#### Listed entries ####
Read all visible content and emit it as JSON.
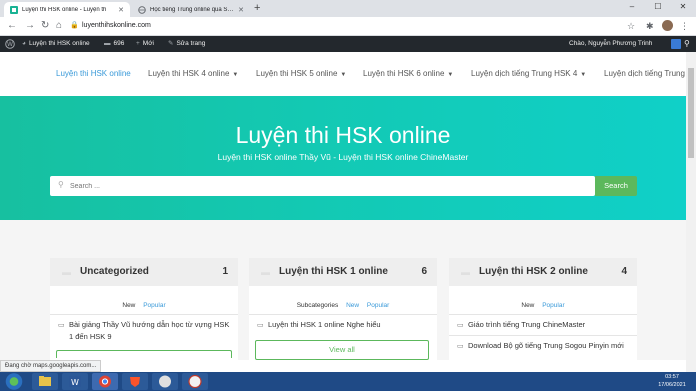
{
  "browser": {
    "tabs": [
      {
        "title": "Luyện thi HSK online - Luyện th",
        "active": true
      },
      {
        "title": "Học tiếng Trung online qua Skyp",
        "active": false
      }
    ],
    "new_tab": "+",
    "url": "luyenthihskonline.com",
    "window_controls": [
      "–",
      "☐",
      "✕"
    ]
  },
  "wp_admin_bar": {
    "site_name": "Luyện thi HSK online",
    "comments_count": "696",
    "new_label": "Mới",
    "edit_label": "Sửa trang",
    "greeting": "Chào, Nguyễn Phương Trinh"
  },
  "site_nav": {
    "items": [
      {
        "label": "Luyện thi HSK online",
        "current": true,
        "dropdown": false
      },
      {
        "label": "Luyện thi HSK 4 online",
        "current": false,
        "dropdown": true
      },
      {
        "label": "Luyện thi HSK 5 online",
        "current": false,
        "dropdown": true
      },
      {
        "label": "Luyện thi HSK 6 online",
        "current": false,
        "dropdown": true
      },
      {
        "label": "Luyện dịch tiếng Trung HSK 4",
        "current": false,
        "dropdown": true
      },
      {
        "label": "Luyện dịch tiếng Trung",
        "current": false,
        "dropdown": false
      }
    ]
  },
  "hero": {
    "title": "Luyện thi HSK online",
    "subtitle": "Luyện thi HSK online Thầy Vũ - Luyện thi HSK online ChineMaster",
    "search_placeholder": "Search ...",
    "search_button": "Search"
  },
  "cards": [
    {
      "title": "Uncategorized",
      "count": "1",
      "tabs": [
        "New",
        "Popular"
      ],
      "rows": [
        "Bài giảng Thầy Vũ hướng dẫn học từ vựng HSK 1 đến HSK 9"
      ]
    },
    {
      "title": "Luyện thi HSK 1 online",
      "count": "6",
      "tabs": [
        "Subcategories",
        "New",
        "Popular"
      ],
      "rows": [
        "Luyện thi HSK 1 online Nghe hiểu"
      ],
      "view_all": "View all"
    },
    {
      "title": "Luyện thi HSK 2 online",
      "count": "4",
      "tabs": [
        "New",
        "Popular"
      ],
      "rows": [
        "Giáo trình tiếng Trung ChineMaster",
        "Download Bộ gõ tiếng Trung Sogou Pinyin mới"
      ]
    }
  ],
  "status_bar": "Đang chờ maps.googleapis.com...",
  "taskbar": {
    "time": "03:57",
    "date": "17/06/2021"
  },
  "colors": {
    "hero_start": "#17c0a0",
    "hero_end": "#10d0c8",
    "accent_green": "#5cb85c",
    "link_blue": "#3a9ad9",
    "wp_bar": "#23282d"
  }
}
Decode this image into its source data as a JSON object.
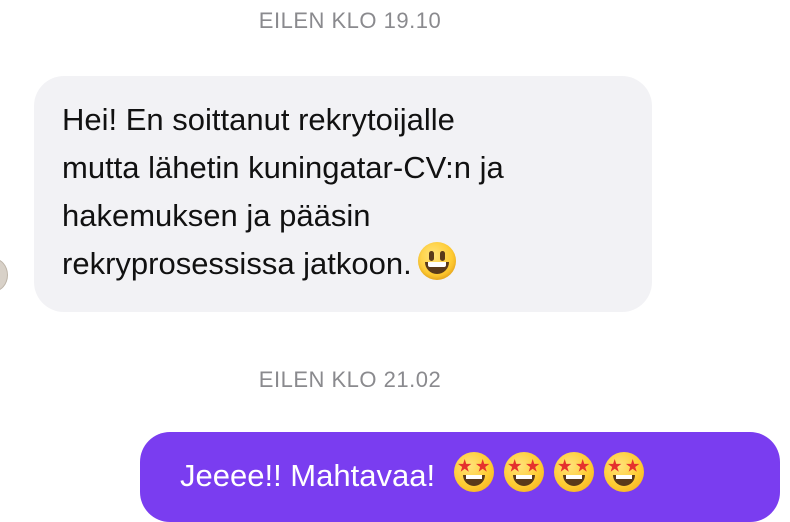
####
## What to do
Locate all lines that include the word "tiếng" and copy them out.

## Reply
        "title": "Học tiếng Trung online qua Skyp",
        "label": "Luyện dịch tiếng Trung HSK 4",
        "label": "Luyện dịch tiếng Trung",
        "Giáo trình tiếng Trung ChineMaster",
        "Download Bộ gõ tiếng Trung Sogou Pinyin mới"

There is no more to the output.